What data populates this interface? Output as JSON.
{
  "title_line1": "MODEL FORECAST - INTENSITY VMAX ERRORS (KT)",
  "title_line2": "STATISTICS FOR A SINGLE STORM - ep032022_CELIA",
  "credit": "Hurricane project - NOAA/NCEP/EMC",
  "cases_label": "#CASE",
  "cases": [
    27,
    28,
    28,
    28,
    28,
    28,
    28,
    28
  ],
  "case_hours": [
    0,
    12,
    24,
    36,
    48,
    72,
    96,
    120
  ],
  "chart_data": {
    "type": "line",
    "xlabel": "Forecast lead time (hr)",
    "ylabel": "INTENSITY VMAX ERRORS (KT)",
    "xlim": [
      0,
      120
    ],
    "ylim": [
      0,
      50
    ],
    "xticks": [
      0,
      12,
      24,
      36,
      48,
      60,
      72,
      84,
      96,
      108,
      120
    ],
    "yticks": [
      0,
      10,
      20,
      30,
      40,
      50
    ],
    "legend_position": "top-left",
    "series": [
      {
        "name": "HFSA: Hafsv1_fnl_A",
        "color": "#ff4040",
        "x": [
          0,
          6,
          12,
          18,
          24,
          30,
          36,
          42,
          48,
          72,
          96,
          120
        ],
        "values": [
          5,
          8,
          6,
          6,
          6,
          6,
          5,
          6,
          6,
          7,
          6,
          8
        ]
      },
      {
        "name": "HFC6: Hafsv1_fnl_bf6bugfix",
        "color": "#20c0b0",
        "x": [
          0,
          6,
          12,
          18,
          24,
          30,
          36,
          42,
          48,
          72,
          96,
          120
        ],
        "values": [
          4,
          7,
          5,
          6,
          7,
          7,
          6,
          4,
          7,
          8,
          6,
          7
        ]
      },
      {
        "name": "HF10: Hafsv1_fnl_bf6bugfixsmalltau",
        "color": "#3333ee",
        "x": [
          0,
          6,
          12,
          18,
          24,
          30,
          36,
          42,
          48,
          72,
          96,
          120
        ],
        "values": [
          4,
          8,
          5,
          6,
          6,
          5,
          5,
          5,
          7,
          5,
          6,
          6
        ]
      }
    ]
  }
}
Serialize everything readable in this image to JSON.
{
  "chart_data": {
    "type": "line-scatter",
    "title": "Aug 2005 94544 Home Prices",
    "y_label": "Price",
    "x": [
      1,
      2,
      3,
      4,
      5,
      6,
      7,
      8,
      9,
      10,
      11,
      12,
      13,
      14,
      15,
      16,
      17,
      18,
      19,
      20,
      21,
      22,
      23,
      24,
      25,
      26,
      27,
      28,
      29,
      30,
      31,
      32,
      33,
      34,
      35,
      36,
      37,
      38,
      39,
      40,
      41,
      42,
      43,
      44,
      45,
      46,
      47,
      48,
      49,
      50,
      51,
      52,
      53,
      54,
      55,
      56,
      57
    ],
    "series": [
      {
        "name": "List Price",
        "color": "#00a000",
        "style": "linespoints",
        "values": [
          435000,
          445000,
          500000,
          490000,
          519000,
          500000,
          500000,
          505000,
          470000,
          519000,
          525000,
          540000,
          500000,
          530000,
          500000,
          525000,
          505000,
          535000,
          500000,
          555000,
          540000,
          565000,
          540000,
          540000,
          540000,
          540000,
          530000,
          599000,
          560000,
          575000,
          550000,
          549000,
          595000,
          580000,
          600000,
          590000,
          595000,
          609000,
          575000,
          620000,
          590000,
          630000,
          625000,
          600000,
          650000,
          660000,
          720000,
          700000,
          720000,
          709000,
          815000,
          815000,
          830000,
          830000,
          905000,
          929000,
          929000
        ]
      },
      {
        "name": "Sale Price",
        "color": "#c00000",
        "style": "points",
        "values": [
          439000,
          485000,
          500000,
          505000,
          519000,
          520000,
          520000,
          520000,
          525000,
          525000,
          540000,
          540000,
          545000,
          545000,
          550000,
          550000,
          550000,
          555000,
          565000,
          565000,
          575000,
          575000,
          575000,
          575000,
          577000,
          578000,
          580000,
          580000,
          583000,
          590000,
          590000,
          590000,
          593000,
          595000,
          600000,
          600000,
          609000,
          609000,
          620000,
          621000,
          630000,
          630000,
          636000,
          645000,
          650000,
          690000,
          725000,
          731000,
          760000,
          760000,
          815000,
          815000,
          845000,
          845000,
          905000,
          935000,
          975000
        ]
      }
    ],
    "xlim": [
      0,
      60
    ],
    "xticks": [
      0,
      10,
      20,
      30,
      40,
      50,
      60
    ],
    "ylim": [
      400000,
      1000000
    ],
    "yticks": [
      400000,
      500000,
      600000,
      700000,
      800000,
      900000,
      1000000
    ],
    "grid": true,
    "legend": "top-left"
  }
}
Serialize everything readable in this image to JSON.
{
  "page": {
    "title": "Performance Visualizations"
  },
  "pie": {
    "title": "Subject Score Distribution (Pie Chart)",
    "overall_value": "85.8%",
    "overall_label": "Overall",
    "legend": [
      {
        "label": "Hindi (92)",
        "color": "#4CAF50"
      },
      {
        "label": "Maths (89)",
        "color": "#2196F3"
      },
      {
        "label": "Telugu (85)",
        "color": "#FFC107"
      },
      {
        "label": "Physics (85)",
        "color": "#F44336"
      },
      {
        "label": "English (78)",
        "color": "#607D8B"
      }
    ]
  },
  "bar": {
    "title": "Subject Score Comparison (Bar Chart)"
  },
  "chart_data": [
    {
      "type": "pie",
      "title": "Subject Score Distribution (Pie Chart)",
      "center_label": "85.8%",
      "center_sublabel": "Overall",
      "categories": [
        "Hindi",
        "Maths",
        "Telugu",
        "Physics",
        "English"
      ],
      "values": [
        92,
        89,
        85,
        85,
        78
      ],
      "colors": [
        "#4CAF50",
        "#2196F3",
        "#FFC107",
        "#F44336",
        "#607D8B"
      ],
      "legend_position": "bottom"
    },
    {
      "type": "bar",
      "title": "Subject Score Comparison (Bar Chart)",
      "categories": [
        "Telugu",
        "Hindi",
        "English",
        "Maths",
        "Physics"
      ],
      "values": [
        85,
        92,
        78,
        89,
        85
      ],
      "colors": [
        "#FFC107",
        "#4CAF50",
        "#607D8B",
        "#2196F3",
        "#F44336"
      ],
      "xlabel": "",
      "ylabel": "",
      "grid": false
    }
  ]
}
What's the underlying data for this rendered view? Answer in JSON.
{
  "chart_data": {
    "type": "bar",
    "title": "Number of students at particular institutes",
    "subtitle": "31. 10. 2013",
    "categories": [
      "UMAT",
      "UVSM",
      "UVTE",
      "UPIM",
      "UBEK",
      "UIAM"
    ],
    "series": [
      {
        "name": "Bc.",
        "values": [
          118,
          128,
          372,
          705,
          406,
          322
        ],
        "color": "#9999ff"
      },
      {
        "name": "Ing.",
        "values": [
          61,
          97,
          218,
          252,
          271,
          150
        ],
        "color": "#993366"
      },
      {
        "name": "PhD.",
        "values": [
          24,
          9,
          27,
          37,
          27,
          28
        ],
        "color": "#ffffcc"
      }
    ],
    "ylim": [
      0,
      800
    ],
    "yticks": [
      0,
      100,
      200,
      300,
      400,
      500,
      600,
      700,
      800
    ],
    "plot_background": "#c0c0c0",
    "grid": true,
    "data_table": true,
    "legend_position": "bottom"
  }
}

━━━━━━━━━━━━━━━━

● **WORK INSTRUCTIONS**
Restate each of the entries above verbatim.

● **EXERCISE RESULT**
What data populates this interface? Output as JSON.
{
  "title_line1": "MODEL FORECAST - INTENSITY VMAX ERRORS (KT)",
  "title_line2": "STATISTICS FOR A SINGLE STORM - ep032022_CELIA",
  "credit": "Hurricane project - NOAA/NCEP/EMC",
  "cases_label": "#CASE",
  "cases": [
    27,
    28,
    28,
    28,
    28,
    28,
    28,
    28
  ],
  "case_hours": [
    0,
    12,
    24,
    36,
    48,
    72,
    96,
    120
  ],
  "chart_data": {
    "type": "line",
    "xlabel": "Forecast lead time (hr)",
    "ylabel": "INTENSITY VMAX ERRORS (KT)",
    "xlim": [
      0,
      120
    ],
    "ylim": [
      0,
      50
    ],
    "xticks": [
      0,
      12,
      24,
      36,
      48,
      60,
      72,
      84,
      96,
      108,
      120
    ],
    "yticks": [
      0,
      10,
      20,
      30,
      40,
      50
    ],
    "legend_position": "top-left",
    "series": [
      {
        "name": "HFSA: Hafsv1_fnl_A",
        "color": "#ff4040",
        "x": [
          0,
          6,
          12,
          18,
          24,
          30,
          36,
          42,
          48,
          72,
          96,
          120
        ],
        "values": [
          5,
          8,
          6,
          6,
          6,
          6,
          5,
          6,
          6,
          7,
          6,
          8
        ]
      },
      {
        "name": "HFC6: Hafsv1_fnl_bf6bugfix",
        "color": "#20c0b0",
        "x": [
          0,
          6,
          12,
          18,
          24,
          30,
          36,
          42,
          48,
          72,
          96,
          120
        ],
        "values": [
          4,
          7,
          5,
          6,
          7,
          7,
          6,
          4,
          7,
          8,
          6,
          7
        ]
      },
      {
        "name": "HF10: Hafsv1_fnl_bf6bugfixsmalltau",
        "color": "#3333ee",
        "x": [
          0,
          6,
          12,
          18,
          24,
          30,
          36,
          42,
          48,
          72,
          96,
          120
        ],
        "values": [
          4,
          8,
          5,
          6,
          6,
          5,
          5,
          5,
          7,
          5,
          6,
          6
        ]
      }
    ]
  }
}
Serialize everything readable in this image to JSON.
{
  "chart_data": {
    "type": "line-scatter",
    "title": "Aug 2005 94544 Home Prices",
    "y_label": "Price",
    "x": [
      1,
      2,
      3,
      4,
      5,
      6,
      7,
      8,
      9,
      10,
      11,
      12,
      13,
      14,
      15,
      16,
      17,
      18,
      19,
      20,
      21,
      22,
      23,
      24,
      25,
      26,
      27,
      28,
      29,
      30,
      31,
      32,
      33,
      34,
      35,
      36,
      37,
      38,
      39,
      40,
      41,
      42,
      43,
      44,
      45,
      46,
      47,
      48,
      49,
      50,
      51,
      52,
      53,
      54,
      55,
      56,
      57
    ],
    "series": [
      {
        "name": "List Price",
        "color": "#00a000",
        "style": "linespoints",
        "values": [
          435000,
          445000,
          500000,
          490000,
          519000,
          500000,
          500000,
          505000,
          470000,
          519000,
          525000,
          540000,
          500000,
          530000,
          500000,
          525000,
          505000,
          535000,
          500000,
          555000,
          540000,
          565000,
          540000,
          540000,
          540000,
          540000,
          530000,
          599000,
          560000,
          575000,
          550000,
          549000,
          595000,
          580000,
          600000,
          590000,
          595000,
          609000,
          575000,
          620000,
          590000,
          630000,
          625000,
          600000,
          650000,
          660000,
          720000,
          700000,
          720000,
          709000,
          815000,
          815000,
          830000,
          830000,
          905000,
          929000,
          929000
        ]
      },
      {
        "name": "Sale Price",
        "color": "#c00000",
        "style": "points",
        "values": [
          439000,
          485000,
          500000,
          505000,
          519000,
          520000,
          520000,
          520000,
          525000,
          525000,
          540000,
          540000,
          545000,
          545000,
          550000,
          550000,
          550000,
          555000,
          565000,
          565000,
          575000,
          575000,
          575000,
          575000,
          577000,
          578000,
          580000,
          580000,
          583000,
          590000,
          590000,
          590000,
          593000,
          595000,
          600000,
          600000,
          609000,
          609000,
          620000,
          621000,
          630000,
          630000,
          636000,
          645000,
          650000,
          690000,
          725000,
          731000,
          760000,
          760000,
          815000,
          815000,
          845000,
          845000,
          905000,
          935000,
          975000
        ]
      }
    ],
    "xlim": [
      0,
      60
    ],
    "xticks": [
      0,
      10,
      20,
      30,
      40,
      50,
      60
    ],
    "ylim": [
      400000,
      1000000
    ],
    "yticks": [
      400000,
      500000,
      600000,
      700000,
      800000,
      900000,
      1000000
    ],
    "grid": true,
    "legend": "top-left"
  }
}
Serialize everything readable in this image to JSON.
{
  "page": {
    "title": "Performance Visualizations"
  },
  "pie": {
    "title": "Subject Score Distribution (Pie Chart)",
    "overall_value": "85.8%",
    "overall_label": "Overall",
    "legend": [
      {
        "label": "Hindi (92)",
        "color": "#4CAF50"
      },
      {
        "label": "Maths (89)",
        "color": "#2196F3"
      },
      {
        "label": "Telugu (85)",
        "color": "#FFC107"
      },
      {
        "label": "Physics (85)",
        "color": "#F44336"
      },
      {
        "label": "English (78)",
        "color": "#607D8B"
      }
    ]
  },
  "bar": {
    "title": "Subject Score Comparison (Bar Chart)"
  },
  "chart_data": [
    {
      "type": "pie",
      "title": "Subject Score Distribution (Pie Chart)",
      "center_label": "85.8%",
      "center_sublabel": "Overall",
      "categories": [
        "Hindi",
        "Maths",
        "Telugu",
        "Physics",
        "English"
      ],
      "values": [
        92,
        89,
        85,
        85,
        78
      ],
      "colors": [
        "#4CAF50",
        "#2196F3",
        "#FFC107",
        "#F44336",
        "#607D8B"
      ],
      "legend_position": "bottom"
    },
    {
      "type": "bar",
      "title": "Subject Score Comparison (Bar Chart)",
      "categories": [
        "Telugu",
        "Hindi",
        "English",
        "Maths",
        "Physics"
      ],
      "values": [
        85,
        92,
        78,
        89,
        85
      ],
      "colors": [
        "#FFC107",
        "#4CAF50",
        "#607D8B",
        "#2196F3",
        "#F44336"
      ],
      "xlabel": "",
      "ylabel": "",
      "grid": false
    }
  ]
}
What's the underlying data for this rendered view? Answer in JSON.
{
  "chart_data": {
    "type": "bar",
    "title": "Number of students at particular institutes",
    "subtitle": "31. 10. 2013",
    "categories": [
      "UMAT",
      "UVSM",
      "UVTE",
      "UPIM",
      "UBEK",
      "UIAM"
    ],
    "series": [
      {
        "name": "Bc.",
        "values": [
          118,
          128,
          372,
          705,
          406,
          322
        ],
        "color": "#9999ff"
      },
      {
        "name": "Ing.",
        "values": [
          61,
          97,
          218,
          252,
          271,
          150
        ],
        "color": "#993366"
      },
      {
        "name": "PhD.",
        "values": [
          24,
          9,
          27,
          37,
          27,
          28
        ],
        "color": "#ffffcc"
      }
    ],
    "ylim": [
      0,
      800
    ],
    "yticks": [
      0,
      100,
      200,
      300,
      400,
      500,
      600,
      700,
      800
    ],
    "plot_background": "#c0c0c0",
    "grid": true,
    "data_table": true,
    "legend_position": "bottom"
  }
}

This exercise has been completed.